> **AIM OF THE EXERCISE**:
Pull every line holding the string "глазки" from the records below.

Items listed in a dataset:
##########
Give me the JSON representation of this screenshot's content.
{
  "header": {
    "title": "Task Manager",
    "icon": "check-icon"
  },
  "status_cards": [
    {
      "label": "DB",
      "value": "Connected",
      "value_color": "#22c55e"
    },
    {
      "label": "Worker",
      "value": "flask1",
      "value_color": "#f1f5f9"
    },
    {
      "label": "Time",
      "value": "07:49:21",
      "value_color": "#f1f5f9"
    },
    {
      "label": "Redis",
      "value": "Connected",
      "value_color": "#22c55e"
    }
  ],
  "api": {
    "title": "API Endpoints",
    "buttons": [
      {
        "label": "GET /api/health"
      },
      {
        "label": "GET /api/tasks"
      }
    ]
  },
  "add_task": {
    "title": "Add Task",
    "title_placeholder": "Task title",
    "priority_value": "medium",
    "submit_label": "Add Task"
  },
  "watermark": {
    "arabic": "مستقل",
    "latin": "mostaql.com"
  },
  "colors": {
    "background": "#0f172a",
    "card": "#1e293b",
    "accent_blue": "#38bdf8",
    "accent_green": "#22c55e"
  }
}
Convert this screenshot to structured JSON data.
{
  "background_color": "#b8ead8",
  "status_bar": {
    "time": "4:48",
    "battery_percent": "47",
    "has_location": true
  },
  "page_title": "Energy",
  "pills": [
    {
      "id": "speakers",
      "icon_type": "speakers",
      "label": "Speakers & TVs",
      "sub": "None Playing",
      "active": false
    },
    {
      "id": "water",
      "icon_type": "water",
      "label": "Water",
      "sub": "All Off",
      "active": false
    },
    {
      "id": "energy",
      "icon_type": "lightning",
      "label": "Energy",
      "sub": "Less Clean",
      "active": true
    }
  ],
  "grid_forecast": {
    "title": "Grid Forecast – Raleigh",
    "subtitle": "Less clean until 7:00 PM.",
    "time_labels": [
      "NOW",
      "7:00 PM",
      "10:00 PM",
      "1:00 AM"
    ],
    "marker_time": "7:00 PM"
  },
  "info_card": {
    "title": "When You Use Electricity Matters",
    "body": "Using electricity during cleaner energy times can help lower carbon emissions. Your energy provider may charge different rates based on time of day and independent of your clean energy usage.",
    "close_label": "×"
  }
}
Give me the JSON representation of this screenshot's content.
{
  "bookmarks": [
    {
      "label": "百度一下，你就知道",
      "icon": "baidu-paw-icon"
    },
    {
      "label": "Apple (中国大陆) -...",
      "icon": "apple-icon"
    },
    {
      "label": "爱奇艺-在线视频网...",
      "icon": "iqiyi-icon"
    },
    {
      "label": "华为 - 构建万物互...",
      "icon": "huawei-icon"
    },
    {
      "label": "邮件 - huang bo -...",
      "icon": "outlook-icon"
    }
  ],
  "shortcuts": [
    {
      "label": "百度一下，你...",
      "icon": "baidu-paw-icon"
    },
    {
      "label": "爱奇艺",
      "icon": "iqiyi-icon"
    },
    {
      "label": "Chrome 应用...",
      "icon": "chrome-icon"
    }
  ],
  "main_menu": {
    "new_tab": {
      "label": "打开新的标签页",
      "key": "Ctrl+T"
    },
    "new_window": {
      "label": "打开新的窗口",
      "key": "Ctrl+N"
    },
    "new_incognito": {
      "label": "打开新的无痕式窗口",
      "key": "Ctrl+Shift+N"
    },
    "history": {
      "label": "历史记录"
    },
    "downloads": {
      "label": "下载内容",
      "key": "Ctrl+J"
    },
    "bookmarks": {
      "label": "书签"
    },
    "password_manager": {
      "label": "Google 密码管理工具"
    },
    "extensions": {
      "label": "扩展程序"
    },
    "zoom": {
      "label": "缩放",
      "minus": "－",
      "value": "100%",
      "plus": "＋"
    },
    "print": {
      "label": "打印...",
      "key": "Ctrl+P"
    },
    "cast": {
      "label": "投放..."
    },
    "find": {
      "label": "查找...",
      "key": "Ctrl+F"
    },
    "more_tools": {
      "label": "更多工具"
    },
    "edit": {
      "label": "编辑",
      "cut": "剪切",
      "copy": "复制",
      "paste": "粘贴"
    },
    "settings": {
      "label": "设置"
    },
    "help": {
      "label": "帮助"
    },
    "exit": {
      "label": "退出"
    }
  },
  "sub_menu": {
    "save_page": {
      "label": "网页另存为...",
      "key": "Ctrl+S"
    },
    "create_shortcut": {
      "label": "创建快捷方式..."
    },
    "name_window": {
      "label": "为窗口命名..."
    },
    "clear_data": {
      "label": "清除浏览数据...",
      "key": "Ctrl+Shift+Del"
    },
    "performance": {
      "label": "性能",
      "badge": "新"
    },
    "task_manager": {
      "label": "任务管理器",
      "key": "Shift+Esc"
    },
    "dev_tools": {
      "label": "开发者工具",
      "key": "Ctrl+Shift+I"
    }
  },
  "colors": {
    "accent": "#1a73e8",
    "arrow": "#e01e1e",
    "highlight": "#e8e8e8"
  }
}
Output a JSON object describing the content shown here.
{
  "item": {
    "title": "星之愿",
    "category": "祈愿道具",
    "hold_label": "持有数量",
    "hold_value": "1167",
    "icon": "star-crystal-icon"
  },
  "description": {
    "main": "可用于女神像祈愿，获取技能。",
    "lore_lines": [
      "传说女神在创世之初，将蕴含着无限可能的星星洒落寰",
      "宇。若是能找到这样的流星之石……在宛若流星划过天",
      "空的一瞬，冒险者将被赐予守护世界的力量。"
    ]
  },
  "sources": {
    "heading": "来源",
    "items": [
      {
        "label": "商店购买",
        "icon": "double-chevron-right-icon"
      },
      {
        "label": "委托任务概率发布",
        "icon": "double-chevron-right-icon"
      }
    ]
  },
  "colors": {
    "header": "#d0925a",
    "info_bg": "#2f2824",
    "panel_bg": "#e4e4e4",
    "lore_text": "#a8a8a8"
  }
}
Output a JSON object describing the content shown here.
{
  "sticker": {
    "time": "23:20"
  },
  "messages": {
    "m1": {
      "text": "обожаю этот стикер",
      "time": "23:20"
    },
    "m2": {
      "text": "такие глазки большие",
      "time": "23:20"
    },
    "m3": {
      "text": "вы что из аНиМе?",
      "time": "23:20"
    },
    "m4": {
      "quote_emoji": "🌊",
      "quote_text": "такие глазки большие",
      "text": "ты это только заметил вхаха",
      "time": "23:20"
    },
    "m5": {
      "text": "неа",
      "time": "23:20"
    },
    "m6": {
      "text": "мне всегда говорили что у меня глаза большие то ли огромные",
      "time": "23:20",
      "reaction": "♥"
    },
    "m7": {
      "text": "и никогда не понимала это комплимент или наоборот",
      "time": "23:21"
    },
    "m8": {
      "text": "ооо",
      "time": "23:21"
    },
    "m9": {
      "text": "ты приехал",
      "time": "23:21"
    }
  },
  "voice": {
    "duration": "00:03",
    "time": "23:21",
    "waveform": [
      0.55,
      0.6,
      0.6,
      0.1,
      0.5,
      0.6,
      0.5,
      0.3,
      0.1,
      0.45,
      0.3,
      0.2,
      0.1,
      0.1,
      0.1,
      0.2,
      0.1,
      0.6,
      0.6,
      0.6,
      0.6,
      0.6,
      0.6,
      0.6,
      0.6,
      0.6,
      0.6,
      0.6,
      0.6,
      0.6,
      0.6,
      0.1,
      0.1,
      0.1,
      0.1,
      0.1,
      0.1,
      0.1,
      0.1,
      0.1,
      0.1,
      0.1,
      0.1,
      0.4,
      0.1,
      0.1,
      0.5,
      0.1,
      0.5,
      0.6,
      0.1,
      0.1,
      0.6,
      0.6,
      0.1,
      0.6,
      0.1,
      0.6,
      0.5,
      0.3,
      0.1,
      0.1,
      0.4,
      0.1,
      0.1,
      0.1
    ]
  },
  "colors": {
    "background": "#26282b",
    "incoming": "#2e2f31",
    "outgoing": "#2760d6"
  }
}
##########
> **WRITTEN ANSWER**:
      "text": "такие глазки большие",
      "quote_text": "такие глазки большие",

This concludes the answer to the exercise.